▸ **Given text**
- Racing colours of Susan Magnier
- Sire: Danehill
- Grandsire: Danzig
- Dam: Monevassia
- Damsire: Mr. Prospector
- Sex: Mare
- Foaled: 17 February 2003
- Country: Ireland
- Colour: Bay
- Breeder: Quay Bloodstock and Niarchos Family
- Owner: Sue Magnier, Michael Tabor, Niarchos Family
- Trainer: Aidan O'Brien
- Record: 7:5-0-1
- Earnings: £350,807

Major wins
- Debutante Stakes (2005) Moyglare Stud Stakes (2005) Prix Marcel Boussac (2005)

Awards
- European Champion Two-Year-Old Filly (2005)

= Rumplestiltskin (horse) =

Irish-bred Thoroughbred racehorse

Rumplestiltskin is a retired Irish champion Thoroughbred racehorse. In 2005 she was named European Champion Two-Year-Old Filly at the Cartier Racing Awards and was the highest rated filly in the International Classification. In her championship season she won five of her six races including two Group One races, the Moyglare Stud Stakes in Ireland and the Prix Marcel Boussac France. She was retired after one unsuccessful start as a three-year-old.

▸ **Data**
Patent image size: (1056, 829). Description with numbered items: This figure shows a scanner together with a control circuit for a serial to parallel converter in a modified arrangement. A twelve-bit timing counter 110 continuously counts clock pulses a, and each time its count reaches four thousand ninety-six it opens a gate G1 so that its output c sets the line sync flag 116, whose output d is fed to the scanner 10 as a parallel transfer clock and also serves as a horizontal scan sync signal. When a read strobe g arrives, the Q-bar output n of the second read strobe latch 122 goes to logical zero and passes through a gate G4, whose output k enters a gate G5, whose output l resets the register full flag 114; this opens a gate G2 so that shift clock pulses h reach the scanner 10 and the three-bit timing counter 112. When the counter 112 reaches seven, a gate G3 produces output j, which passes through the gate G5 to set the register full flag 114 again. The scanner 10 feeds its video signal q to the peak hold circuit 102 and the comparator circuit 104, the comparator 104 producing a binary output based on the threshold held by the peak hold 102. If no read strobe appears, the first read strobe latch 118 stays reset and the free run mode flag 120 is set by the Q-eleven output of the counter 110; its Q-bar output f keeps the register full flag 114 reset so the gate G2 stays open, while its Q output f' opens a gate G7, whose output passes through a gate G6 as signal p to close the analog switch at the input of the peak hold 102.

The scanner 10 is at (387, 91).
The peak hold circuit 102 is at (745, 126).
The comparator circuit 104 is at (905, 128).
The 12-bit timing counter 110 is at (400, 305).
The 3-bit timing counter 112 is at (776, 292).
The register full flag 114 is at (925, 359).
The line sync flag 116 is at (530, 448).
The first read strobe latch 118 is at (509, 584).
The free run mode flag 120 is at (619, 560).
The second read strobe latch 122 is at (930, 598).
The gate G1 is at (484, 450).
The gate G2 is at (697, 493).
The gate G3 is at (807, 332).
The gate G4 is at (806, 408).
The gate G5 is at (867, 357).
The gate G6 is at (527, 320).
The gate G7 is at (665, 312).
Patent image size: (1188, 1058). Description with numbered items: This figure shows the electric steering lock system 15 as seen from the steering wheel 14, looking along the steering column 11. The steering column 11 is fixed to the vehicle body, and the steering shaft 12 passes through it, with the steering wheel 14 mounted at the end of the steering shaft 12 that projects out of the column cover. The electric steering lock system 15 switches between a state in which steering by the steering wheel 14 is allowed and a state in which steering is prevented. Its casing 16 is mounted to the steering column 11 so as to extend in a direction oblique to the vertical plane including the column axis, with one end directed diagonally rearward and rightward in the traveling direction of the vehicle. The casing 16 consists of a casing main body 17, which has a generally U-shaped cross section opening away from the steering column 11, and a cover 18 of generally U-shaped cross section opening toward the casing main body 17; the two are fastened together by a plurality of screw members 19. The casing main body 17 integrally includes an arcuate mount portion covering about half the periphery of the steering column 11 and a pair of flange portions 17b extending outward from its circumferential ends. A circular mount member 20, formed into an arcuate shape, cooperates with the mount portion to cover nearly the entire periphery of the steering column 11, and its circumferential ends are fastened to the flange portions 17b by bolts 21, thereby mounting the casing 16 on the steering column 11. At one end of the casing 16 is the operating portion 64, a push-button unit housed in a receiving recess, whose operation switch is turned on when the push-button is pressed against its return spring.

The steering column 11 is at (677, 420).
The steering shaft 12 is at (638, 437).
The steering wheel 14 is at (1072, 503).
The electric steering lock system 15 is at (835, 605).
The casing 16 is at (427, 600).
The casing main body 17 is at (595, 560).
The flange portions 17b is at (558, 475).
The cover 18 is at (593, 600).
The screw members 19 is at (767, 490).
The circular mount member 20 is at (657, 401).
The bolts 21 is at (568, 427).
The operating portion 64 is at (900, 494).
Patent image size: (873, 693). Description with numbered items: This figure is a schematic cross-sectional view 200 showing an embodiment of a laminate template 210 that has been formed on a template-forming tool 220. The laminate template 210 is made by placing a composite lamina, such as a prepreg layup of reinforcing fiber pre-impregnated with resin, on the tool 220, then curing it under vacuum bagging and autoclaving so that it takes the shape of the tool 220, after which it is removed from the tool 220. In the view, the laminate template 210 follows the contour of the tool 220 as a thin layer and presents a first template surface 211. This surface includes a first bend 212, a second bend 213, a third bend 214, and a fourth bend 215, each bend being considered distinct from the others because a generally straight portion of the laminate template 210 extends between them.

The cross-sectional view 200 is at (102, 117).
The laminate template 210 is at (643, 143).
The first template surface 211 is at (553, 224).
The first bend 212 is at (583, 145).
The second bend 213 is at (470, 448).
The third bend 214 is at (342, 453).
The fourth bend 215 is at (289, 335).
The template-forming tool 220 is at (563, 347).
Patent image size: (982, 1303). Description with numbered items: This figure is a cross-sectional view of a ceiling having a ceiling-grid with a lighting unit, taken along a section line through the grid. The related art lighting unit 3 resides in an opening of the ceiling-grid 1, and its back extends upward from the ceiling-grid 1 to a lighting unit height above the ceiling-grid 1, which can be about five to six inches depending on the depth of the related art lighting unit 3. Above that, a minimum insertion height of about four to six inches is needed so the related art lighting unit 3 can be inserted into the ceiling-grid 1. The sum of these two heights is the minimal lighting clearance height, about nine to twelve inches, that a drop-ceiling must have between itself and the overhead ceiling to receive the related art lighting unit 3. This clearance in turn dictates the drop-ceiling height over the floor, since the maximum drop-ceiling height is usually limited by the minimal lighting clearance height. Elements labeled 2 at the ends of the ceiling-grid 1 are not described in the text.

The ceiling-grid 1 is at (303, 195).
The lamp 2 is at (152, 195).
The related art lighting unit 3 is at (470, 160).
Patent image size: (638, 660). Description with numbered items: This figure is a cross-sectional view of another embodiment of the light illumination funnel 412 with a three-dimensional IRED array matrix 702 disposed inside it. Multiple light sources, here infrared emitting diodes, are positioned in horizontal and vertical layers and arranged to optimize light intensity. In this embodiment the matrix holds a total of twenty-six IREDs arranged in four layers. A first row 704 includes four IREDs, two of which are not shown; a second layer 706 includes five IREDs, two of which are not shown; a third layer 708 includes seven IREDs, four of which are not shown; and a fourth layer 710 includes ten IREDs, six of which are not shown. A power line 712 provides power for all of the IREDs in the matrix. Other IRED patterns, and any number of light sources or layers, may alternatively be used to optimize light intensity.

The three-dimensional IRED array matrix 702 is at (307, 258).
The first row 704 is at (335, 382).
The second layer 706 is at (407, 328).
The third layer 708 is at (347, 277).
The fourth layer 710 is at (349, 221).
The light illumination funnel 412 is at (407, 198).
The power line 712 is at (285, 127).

▸ **Written task**
Continue the article on the racehorse Rumplestiltskin, picking up after its final sentence.

▸ **Exercise answer**
==Background==
Rumplestiltskin was sired by Danehill out of the mare Monevassia. She was bred in Ireland by the Niarchos Family, which owned her dam, and Quay Bloodstock, a division of the Coolmore Stud. Rumplestiltskin was sent into training with Aidan O'Brien at Ballydoyle.

Rumplestilstkin's sire Danehill was one of the most successful stallions of the last twenty years, producing the winners of more than one thousand races including 156 at Group One/Grade I level. Among his best offspring are Dylan Thomas, Duke of Marmalade, Rock of Gibraltar George Washington and North Light. Monevassia, Rumplestiltskin's dam failed to win a race. She was however, a daughter of the outstanding racemare Miesque and was thus a sister to the successful racehorse and sire Kingmambo and the multiple Group One winning filly East of the Moon. Rumplestiltskin is inbred 3x4 to Northern Dancer and is separately inbred 4x4 to Northern Dancer's dam Natalma. (see below)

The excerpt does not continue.